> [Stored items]
▽
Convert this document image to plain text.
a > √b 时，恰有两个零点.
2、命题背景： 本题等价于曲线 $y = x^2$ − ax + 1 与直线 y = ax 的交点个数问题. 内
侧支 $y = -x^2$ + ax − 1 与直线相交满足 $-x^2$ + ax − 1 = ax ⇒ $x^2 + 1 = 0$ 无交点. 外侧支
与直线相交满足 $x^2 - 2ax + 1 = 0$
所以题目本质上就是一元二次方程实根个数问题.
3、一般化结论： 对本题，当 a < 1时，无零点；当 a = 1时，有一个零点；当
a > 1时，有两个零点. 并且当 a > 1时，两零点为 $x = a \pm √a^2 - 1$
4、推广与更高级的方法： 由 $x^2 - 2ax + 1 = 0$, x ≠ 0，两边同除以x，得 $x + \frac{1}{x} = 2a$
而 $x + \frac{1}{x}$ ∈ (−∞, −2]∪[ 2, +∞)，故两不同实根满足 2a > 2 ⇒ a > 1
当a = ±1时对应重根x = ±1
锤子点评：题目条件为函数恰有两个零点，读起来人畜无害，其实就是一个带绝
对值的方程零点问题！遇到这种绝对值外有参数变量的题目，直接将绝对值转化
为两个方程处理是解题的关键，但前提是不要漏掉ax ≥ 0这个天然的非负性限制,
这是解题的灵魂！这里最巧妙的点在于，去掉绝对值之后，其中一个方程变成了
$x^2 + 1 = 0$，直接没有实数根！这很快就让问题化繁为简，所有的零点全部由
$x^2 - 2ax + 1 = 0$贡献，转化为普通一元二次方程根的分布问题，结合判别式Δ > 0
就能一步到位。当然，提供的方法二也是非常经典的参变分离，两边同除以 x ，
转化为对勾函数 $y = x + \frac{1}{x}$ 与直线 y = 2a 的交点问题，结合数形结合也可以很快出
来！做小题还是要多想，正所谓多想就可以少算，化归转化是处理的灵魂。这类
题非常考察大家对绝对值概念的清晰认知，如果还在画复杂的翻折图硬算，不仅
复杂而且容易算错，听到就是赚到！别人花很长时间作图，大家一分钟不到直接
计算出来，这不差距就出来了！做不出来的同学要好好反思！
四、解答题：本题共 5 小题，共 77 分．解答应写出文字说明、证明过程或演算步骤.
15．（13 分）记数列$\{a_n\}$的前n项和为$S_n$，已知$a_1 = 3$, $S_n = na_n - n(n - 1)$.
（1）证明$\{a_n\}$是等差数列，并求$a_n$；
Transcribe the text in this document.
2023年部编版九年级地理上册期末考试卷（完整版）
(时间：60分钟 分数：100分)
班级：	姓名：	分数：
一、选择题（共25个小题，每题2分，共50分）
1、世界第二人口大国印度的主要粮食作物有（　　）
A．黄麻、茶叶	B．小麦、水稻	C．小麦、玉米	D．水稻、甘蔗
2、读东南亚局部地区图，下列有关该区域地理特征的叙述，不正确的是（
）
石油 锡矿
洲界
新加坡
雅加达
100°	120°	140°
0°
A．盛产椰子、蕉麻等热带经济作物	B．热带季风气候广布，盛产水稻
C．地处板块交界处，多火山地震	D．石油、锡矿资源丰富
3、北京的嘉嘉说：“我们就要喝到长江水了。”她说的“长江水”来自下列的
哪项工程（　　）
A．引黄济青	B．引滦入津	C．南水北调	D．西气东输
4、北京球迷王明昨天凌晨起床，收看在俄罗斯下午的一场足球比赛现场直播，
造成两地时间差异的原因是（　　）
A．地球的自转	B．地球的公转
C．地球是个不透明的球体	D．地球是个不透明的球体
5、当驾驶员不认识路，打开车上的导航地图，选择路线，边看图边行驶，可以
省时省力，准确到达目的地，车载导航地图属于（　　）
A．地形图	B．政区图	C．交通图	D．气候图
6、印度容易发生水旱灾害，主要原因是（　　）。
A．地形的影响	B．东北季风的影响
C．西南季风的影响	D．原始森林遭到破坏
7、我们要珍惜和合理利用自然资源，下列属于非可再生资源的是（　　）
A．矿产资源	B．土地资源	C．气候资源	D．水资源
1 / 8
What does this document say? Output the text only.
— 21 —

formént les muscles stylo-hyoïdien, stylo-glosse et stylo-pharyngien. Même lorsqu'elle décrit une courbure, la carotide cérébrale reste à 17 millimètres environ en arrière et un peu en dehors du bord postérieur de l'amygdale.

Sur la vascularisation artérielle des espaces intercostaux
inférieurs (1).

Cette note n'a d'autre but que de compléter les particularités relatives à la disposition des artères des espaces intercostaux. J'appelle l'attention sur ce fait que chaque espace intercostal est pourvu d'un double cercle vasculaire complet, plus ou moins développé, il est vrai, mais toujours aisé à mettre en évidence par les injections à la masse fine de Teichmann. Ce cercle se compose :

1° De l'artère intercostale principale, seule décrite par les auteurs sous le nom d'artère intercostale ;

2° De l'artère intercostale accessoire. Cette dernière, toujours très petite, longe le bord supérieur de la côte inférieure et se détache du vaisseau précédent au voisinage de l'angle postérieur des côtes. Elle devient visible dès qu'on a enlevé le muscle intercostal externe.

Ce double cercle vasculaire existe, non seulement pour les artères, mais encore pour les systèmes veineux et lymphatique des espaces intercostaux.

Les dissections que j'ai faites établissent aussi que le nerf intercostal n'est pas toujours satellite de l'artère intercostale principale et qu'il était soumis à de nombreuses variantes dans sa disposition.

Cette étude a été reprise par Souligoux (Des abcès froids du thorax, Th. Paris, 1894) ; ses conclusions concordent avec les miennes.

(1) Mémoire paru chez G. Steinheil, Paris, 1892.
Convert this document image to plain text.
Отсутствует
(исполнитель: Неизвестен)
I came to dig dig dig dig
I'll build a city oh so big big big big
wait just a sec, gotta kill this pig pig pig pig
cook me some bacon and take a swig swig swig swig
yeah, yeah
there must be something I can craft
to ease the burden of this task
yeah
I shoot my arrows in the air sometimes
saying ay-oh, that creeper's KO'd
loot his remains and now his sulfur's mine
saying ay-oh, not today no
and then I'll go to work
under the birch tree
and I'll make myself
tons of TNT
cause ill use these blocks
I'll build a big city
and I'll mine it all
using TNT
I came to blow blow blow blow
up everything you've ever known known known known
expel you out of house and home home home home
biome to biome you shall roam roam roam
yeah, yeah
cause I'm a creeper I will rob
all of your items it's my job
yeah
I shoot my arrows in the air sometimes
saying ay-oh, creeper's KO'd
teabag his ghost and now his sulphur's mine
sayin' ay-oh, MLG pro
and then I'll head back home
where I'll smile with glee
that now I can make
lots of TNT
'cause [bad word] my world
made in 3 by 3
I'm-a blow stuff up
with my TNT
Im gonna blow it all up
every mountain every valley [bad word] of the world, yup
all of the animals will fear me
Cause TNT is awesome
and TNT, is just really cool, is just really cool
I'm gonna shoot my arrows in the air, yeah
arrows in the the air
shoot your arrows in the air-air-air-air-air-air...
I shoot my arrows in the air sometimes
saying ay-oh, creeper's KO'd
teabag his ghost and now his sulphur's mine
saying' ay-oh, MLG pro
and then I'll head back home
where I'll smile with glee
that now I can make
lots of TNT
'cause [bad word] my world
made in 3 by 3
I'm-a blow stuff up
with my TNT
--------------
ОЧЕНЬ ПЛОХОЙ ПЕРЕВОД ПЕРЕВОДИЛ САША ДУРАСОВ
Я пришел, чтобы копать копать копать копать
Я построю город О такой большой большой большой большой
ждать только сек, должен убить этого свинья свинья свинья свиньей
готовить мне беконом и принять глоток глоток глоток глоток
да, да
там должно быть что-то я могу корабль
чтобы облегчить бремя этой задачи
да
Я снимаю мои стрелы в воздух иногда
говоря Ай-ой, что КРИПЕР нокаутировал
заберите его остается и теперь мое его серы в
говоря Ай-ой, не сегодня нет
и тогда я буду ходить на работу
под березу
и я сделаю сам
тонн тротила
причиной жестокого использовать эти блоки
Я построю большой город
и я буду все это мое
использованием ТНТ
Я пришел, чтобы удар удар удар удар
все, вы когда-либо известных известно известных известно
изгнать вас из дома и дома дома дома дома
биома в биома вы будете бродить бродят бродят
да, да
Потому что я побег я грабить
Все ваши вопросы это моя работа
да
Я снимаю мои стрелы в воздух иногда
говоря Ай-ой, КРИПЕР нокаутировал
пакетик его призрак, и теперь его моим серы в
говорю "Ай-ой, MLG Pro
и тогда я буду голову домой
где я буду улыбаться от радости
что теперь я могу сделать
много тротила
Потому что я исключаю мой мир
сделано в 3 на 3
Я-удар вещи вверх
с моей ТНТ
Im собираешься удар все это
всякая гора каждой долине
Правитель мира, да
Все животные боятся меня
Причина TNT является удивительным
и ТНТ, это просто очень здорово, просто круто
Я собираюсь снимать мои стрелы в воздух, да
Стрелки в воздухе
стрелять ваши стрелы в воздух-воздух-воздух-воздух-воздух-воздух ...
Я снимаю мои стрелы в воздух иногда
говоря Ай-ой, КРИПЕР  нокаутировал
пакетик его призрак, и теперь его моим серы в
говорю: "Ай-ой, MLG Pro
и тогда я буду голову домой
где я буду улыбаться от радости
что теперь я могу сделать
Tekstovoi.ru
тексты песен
△
> [Aim of the task]
Extract every line that has the string "disposition" in it.

> [Result]
Cette note n'a d'autre but que de compléter les particularités relatives à la disposition des artères des espaces intercostaux. J'appelle l'attention sur ce fait que chaque espace intercostal est pourvu d'un double cercle vasculaire complet, plus ou moins développé, il est vrai, mais toujours aisé à mettre en évidence par les injections à la masse fine de Teichmann. Ce cercle se compose :
Les dissections que j'ai faites établissent aussi que le nerf intercostal n'est pas toujours satellite de l'artère intercostale principale et qu'il était soumis à de nombreuses variantes dans sa disposition.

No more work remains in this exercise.